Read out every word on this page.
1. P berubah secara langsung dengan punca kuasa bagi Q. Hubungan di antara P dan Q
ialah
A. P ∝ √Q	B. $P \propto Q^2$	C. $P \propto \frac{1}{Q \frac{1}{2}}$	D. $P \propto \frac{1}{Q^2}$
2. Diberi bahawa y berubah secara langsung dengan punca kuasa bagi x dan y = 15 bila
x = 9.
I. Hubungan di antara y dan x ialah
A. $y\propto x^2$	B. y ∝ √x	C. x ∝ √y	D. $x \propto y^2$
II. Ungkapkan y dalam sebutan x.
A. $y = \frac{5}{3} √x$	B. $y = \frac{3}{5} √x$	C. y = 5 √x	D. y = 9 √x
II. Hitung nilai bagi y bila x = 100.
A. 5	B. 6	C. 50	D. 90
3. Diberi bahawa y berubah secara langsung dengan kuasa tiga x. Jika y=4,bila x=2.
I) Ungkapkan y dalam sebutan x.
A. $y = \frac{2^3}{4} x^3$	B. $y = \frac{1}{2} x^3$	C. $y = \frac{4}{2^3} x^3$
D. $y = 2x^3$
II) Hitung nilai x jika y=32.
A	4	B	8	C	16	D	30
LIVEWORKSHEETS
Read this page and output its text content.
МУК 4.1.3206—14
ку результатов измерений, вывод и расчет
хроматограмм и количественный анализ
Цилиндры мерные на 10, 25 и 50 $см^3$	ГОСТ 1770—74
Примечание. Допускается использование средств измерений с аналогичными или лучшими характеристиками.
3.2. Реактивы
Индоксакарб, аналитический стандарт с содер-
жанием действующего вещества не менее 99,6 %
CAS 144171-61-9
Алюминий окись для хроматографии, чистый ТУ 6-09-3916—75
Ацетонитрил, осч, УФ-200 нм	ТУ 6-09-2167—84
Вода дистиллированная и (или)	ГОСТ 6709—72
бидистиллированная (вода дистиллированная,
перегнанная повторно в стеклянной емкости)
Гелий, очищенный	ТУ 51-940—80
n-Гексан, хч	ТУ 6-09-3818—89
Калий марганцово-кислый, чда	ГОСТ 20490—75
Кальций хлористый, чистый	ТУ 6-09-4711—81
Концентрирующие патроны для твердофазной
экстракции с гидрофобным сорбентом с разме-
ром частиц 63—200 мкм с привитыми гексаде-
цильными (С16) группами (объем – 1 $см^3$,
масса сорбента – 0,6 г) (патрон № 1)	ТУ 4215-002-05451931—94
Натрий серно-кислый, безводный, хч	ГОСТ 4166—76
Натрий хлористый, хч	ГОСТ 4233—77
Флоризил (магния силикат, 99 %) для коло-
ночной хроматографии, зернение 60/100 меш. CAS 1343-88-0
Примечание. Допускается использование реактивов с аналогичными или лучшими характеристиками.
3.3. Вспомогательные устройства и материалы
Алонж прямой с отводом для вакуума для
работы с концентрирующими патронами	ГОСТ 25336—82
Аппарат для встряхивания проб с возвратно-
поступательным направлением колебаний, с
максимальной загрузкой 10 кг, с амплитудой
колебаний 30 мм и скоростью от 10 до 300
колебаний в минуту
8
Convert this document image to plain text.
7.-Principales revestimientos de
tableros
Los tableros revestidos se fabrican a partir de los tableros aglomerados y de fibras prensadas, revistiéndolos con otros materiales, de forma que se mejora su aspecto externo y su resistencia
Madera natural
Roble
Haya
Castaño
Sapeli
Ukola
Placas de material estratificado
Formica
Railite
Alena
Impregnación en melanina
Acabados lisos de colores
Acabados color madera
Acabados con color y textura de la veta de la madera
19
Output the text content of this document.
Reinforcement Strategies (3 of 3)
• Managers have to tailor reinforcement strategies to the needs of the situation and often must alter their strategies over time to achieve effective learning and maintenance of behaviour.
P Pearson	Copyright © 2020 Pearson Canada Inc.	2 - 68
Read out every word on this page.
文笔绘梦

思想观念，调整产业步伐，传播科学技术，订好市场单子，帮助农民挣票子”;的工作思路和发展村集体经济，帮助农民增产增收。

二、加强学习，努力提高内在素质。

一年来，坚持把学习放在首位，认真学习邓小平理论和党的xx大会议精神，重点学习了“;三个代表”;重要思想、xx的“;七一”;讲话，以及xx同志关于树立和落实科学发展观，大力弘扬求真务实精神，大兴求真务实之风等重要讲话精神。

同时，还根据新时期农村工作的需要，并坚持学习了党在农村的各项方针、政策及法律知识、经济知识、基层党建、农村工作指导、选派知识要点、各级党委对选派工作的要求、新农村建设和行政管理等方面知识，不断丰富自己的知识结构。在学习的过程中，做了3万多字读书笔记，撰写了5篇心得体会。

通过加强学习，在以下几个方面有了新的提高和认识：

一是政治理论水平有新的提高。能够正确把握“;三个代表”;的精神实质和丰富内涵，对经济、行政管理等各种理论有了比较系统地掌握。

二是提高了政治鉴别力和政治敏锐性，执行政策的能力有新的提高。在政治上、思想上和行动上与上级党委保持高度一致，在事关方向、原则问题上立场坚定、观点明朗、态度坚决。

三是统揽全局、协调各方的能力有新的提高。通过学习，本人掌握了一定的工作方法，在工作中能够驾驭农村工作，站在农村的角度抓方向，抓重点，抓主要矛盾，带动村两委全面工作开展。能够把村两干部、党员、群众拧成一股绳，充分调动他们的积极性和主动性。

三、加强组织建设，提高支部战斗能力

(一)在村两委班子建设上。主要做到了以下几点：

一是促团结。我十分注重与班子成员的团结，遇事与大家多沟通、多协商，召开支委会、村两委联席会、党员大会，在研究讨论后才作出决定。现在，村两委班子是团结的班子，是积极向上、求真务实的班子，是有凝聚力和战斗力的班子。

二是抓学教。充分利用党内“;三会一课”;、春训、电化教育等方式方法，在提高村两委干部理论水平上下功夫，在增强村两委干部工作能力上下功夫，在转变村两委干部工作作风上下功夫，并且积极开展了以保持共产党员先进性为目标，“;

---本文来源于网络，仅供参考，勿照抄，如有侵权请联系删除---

· · · · ·

**Aim of the task:**
In the listing, find every line containing the word "bahawa" and list it.

**Task solution:**
2. Diberi bahawa y berubah secara langsung dengan punca kuasa bagi x dan y = 15 bila
3. Diberi bahawa y berubah secara langsung dengan kuasa tiga x. Jika y=4,bila x=2.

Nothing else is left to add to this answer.